• **STATED GOAL**
Wherever a line holds the word "这个图像很显然满足", copy that line out.

• **DATA FOR PROCESSING**
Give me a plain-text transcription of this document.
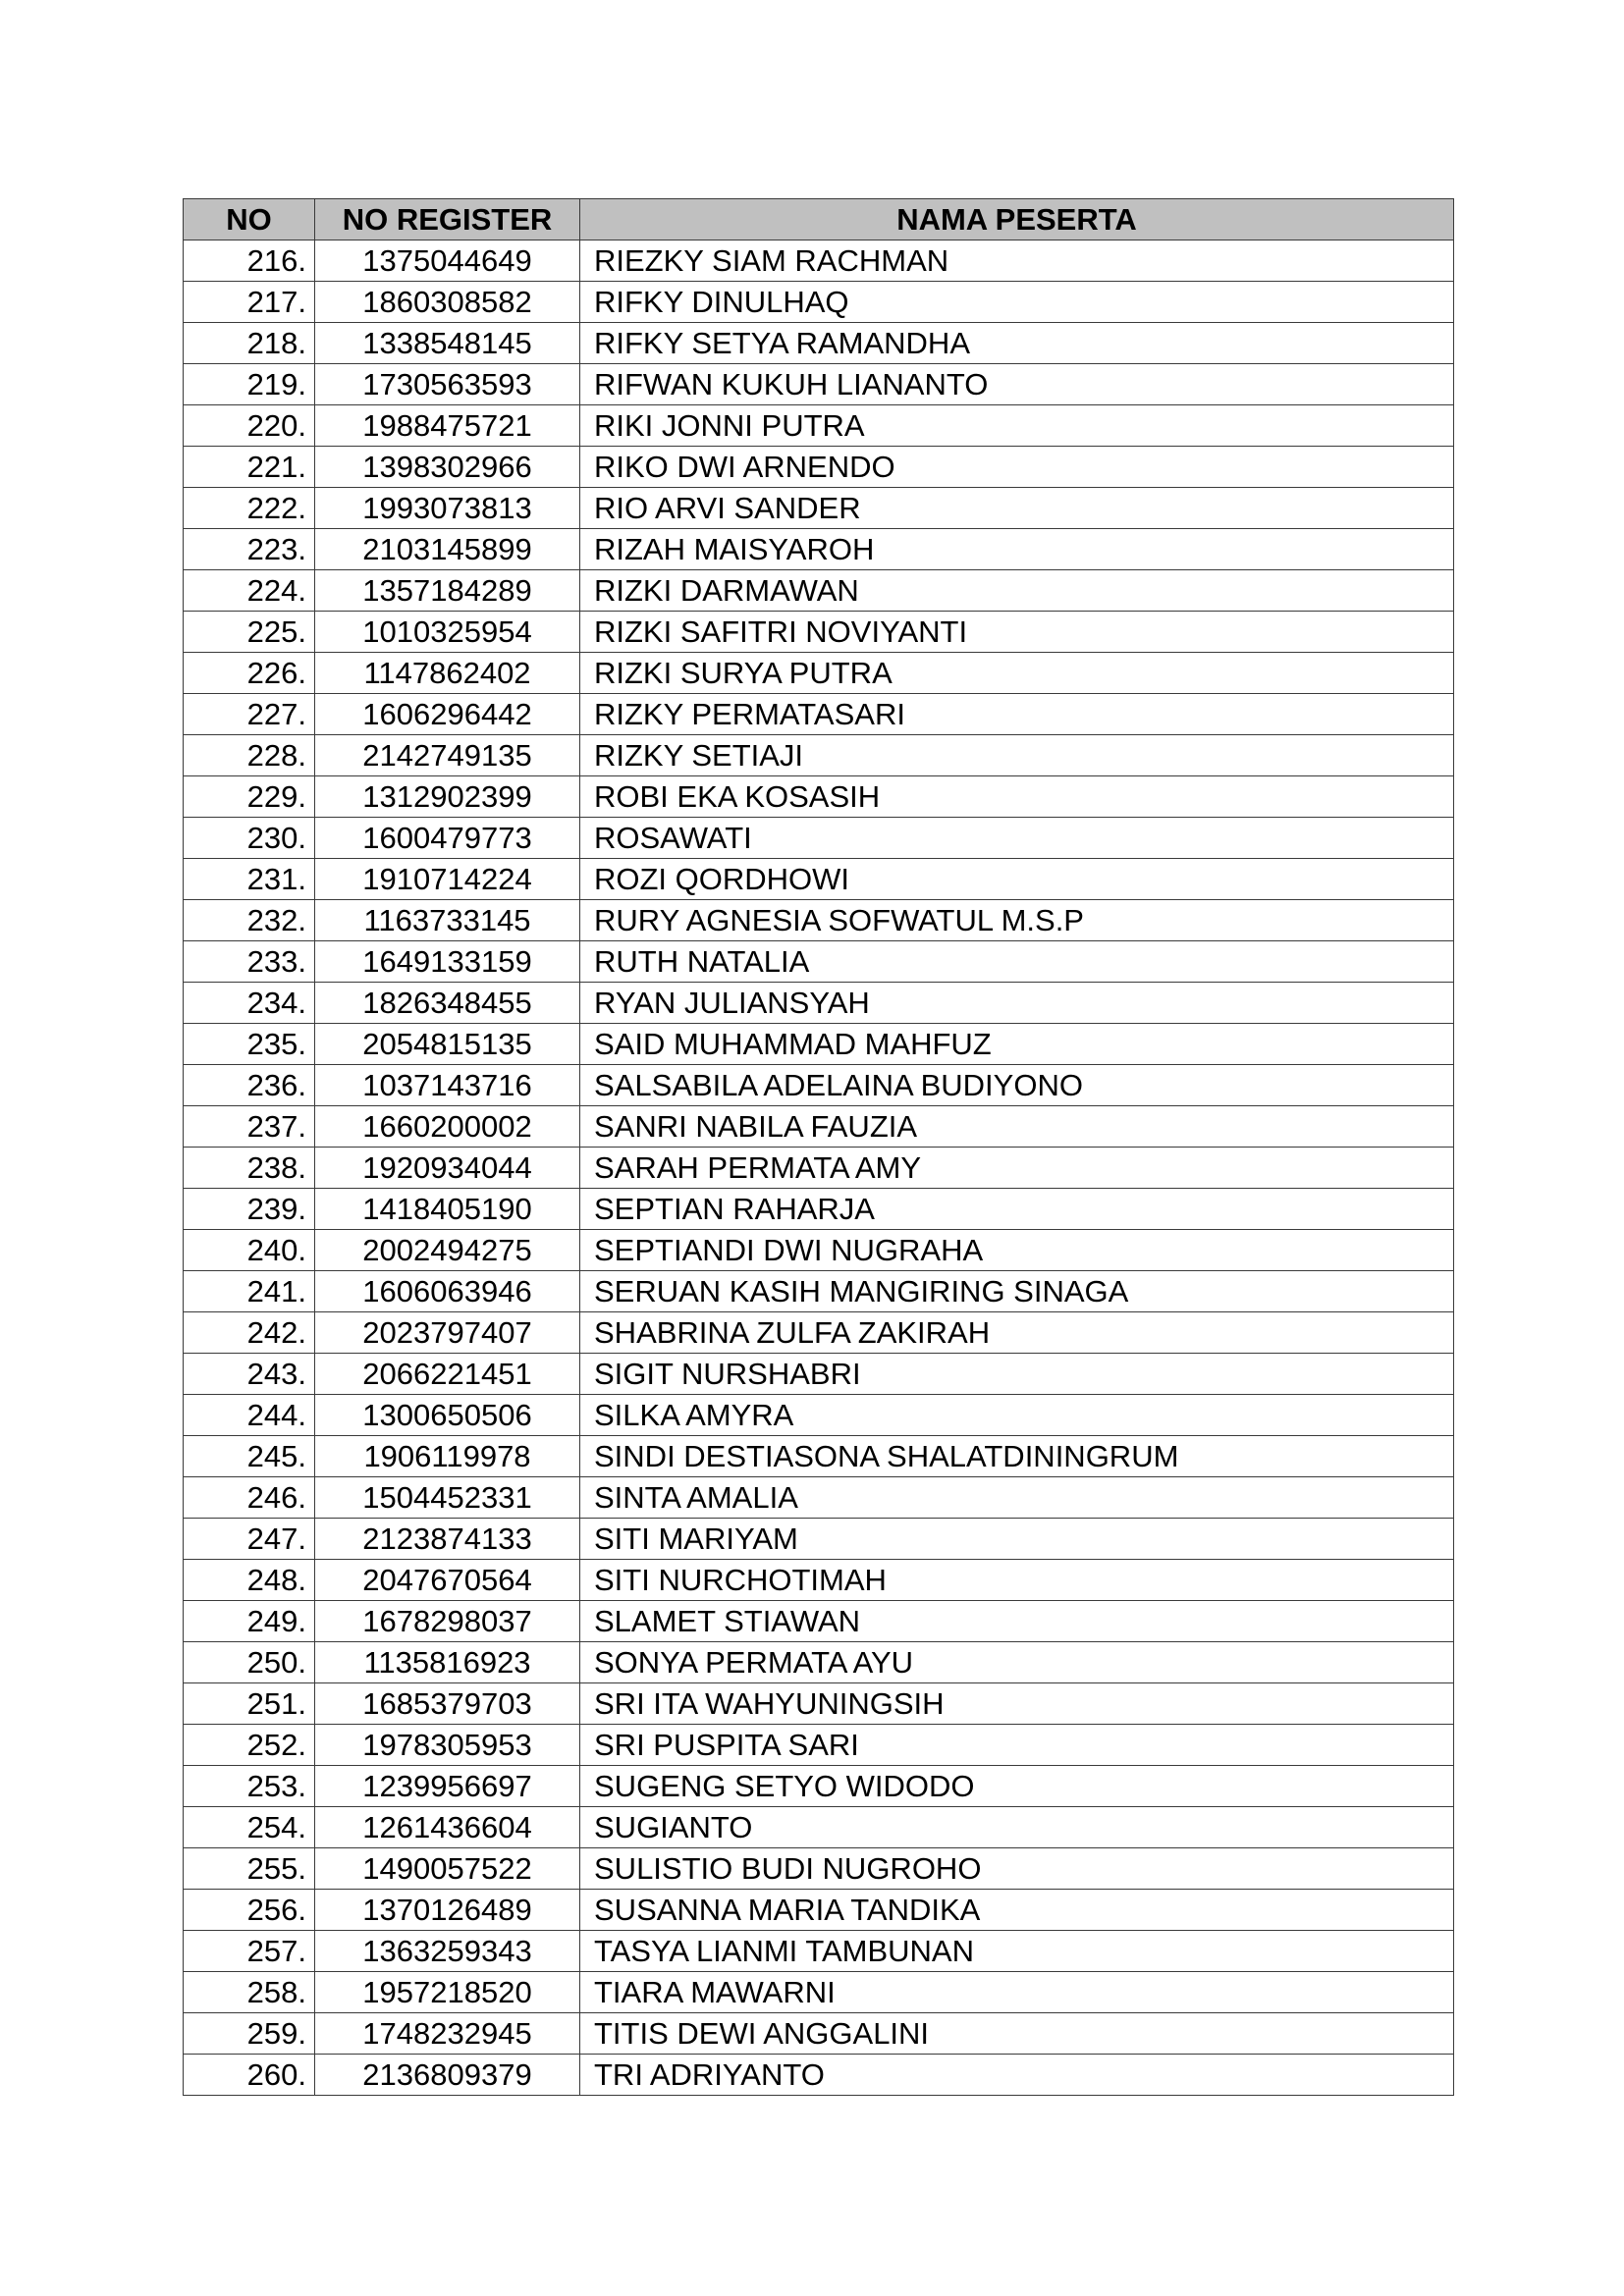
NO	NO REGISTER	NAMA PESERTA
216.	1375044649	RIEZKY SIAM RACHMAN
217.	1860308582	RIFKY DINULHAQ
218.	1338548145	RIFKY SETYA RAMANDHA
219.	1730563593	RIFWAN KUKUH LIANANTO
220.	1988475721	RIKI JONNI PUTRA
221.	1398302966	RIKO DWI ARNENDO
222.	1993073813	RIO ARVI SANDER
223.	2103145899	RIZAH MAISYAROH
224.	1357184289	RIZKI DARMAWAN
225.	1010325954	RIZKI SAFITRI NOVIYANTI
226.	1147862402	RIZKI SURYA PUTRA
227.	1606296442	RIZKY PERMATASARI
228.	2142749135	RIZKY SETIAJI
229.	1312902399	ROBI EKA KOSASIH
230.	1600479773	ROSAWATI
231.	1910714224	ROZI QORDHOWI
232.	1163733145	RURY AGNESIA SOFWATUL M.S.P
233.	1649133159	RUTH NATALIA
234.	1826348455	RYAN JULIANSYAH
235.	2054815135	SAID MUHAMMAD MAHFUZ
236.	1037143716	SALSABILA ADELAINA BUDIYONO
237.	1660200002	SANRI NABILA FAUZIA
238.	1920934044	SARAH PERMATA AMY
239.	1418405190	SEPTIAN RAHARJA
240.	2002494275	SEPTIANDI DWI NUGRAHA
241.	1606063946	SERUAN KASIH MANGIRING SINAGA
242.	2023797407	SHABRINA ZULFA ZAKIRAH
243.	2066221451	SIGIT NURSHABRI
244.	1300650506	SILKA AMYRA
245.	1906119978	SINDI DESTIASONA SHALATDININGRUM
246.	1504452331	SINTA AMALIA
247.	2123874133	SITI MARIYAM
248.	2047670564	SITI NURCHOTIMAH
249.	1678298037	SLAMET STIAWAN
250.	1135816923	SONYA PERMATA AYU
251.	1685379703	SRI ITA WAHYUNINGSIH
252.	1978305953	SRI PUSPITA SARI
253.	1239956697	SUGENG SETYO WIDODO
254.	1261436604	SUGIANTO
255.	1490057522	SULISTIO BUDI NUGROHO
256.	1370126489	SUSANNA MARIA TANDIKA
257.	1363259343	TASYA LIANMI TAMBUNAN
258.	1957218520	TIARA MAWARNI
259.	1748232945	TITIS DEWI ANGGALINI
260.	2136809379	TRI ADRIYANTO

---

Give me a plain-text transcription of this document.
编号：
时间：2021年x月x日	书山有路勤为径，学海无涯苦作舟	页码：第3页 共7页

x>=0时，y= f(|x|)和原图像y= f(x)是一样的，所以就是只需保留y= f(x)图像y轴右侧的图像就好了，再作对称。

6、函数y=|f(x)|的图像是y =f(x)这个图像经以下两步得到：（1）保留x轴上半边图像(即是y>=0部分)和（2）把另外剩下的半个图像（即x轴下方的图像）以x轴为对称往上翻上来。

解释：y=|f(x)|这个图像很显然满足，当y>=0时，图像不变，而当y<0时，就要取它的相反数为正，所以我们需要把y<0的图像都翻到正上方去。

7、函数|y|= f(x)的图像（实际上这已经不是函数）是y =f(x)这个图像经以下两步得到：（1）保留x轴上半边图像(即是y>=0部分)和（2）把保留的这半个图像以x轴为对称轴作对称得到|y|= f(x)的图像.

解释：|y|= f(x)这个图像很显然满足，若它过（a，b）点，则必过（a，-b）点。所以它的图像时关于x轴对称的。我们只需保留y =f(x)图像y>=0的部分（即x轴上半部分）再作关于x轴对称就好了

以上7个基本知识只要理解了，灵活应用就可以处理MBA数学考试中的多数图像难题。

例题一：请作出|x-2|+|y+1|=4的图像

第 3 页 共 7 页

* * *

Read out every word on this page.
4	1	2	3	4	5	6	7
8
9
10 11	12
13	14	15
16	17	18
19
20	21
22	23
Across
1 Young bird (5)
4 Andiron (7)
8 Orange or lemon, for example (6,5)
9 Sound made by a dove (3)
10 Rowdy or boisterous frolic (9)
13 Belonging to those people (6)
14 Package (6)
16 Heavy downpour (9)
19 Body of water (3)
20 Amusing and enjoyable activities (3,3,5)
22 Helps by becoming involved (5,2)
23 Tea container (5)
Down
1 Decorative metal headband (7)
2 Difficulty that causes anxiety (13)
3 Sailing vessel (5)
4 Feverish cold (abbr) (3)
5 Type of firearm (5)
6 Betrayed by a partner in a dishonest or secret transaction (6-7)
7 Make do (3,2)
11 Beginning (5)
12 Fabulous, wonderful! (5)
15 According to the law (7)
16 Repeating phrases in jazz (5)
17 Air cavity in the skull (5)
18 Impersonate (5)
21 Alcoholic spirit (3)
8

• **FULL SOLUTION**
解释：y=|f(x)|这个图像很显然满足，当y>=0时，图像不变，而当y<0时，就要取它的相反数为正，所以我们需要把y<0的图像都翻到正上方去。
解释：|y|= f(x)这个图像很显然满足，若它过（a，b）点，则必过（a，-b）点。所以它的图像时关于x轴对称的。我们只需保留y =f(x)图像y>=0的部分（即x轴上半部分）再作关于x轴对称就好了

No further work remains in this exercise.